***** Data in this exercise *****

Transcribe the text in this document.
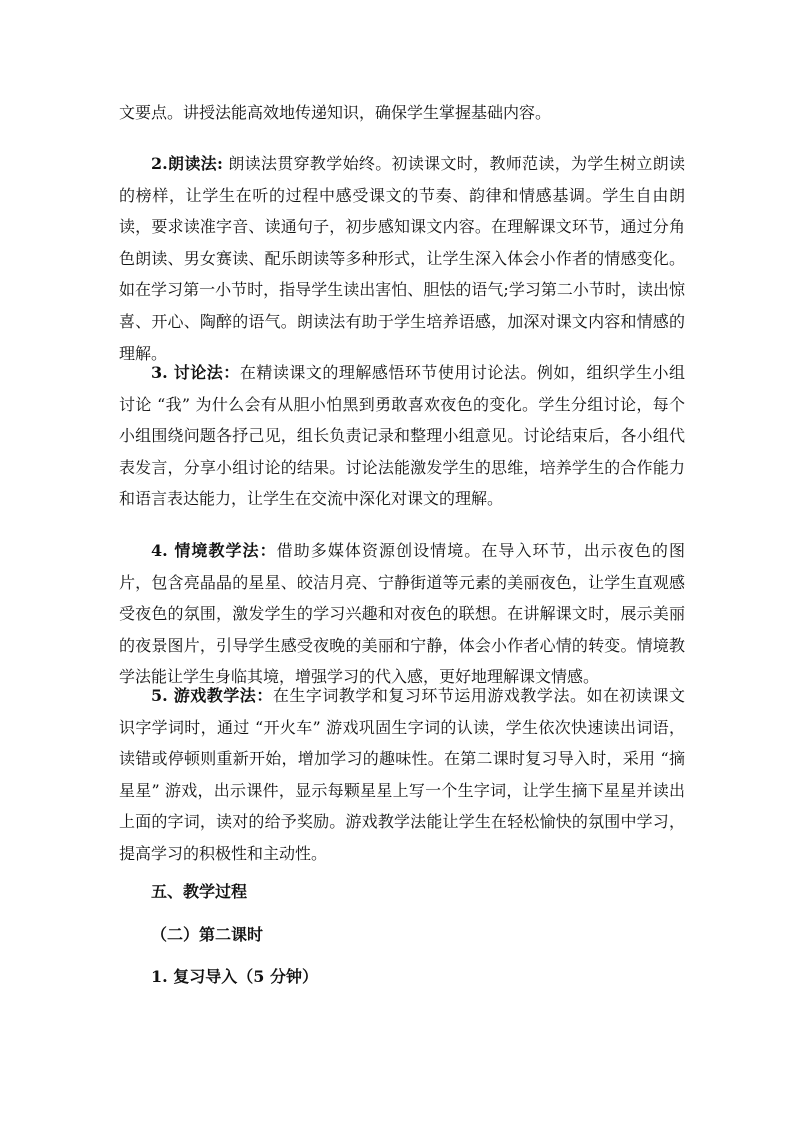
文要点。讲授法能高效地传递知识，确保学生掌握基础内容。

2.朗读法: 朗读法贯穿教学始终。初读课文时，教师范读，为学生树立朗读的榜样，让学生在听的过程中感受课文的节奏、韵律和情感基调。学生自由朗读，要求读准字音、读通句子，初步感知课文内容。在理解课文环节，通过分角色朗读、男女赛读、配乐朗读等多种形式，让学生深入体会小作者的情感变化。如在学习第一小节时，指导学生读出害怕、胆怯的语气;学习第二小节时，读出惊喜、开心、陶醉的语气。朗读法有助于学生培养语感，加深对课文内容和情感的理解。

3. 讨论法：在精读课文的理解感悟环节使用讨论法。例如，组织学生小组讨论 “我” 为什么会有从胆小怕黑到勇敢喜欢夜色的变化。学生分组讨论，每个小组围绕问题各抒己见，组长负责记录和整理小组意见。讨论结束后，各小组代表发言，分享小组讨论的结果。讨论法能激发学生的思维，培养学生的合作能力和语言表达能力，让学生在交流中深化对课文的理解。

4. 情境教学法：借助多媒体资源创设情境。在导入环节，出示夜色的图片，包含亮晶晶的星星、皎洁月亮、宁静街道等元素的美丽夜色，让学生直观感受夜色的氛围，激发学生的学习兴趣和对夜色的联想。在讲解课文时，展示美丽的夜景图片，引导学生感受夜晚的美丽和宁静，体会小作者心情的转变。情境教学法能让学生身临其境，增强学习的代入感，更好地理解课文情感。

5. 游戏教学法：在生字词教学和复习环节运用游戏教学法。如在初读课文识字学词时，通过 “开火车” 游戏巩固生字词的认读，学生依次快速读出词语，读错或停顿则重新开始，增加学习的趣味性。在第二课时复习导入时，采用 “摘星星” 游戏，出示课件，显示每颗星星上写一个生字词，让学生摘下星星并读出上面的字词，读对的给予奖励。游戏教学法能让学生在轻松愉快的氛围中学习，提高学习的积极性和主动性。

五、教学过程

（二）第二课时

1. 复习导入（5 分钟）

*****

§ Task to complete: Quote the records in full and exactly; skip any image.

§ Written answer:
Transcribe the text in this document.
文要点。讲授法能高效地传递知识，确保学生掌握基础内容。

2.朗读法: 朗读法贯穿教学始终。初读课文时，教师范读，为学生树立朗读的榜样，让学生在听的过程中感受课文的节奏、韵律和情感基调。学生自由朗读，要求读准字音、读通句子，初步感知课文内容。在理解课文环节，通过分角色朗读、男女赛读、配乐朗读等多种形式，让学生深入体会小作者的情感变化。如在学习第一小节时，指导学生读出害怕、胆怯的语气;学习第二小节时，读出惊喜、开心、陶醉的语气。朗读法有助于学生培养语感，加深对课文内容和情感的理解。

3. 讨论法：在精读课文的理解感悟环节使用讨论法。例如，组织学生小组讨论 “我” 为什么会有从胆小怕黑到勇敢喜欢夜色的变化。学生分组讨论，每个小组围绕问题各抒己见，组长负责记录和整理小组意见。讨论结束后，各小组代表发言，分享小组讨论的结果。讨论法能激发学生的思维，培养学生的合作能力和语言表达能力，让学生在交流中深化对课文的理解。

4. 情境教学法：借助多媒体资源创设情境。在导入环节，出示夜色的图片，包含亮晶晶的星星、皎洁月亮、宁静街道等元素的美丽夜色，让学生直观感受夜色的氛围，激发学生的学习兴趣和对夜色的联想。在讲解课文时，展示美丽的夜景图片，引导学生感受夜晚的美丽和宁静，体会小作者心情的转变。情境教学法能让学生身临其境，增强学习的代入感，更好地理解课文情感。

5. 游戏教学法：在生字词教学和复习环节运用游戏教学法。如在初读课文识字学词时，通过 “开火车” 游戏巩固生字词的认读，学生依次快速读出词语，读错或停顿则重新开始，增加学习的趣味性。在第二课时复习导入时，采用 “摘星星” 游戏，出示课件，显示每颗星星上写一个生字词，让学生摘下星星并读出上面的字词，读对的给予奖励。游戏教学法能让学生在轻松愉快的氛围中学习，提高学习的积极性和主动性。

五、教学过程

（二）第二课时

1. 复习导入（5 分钟）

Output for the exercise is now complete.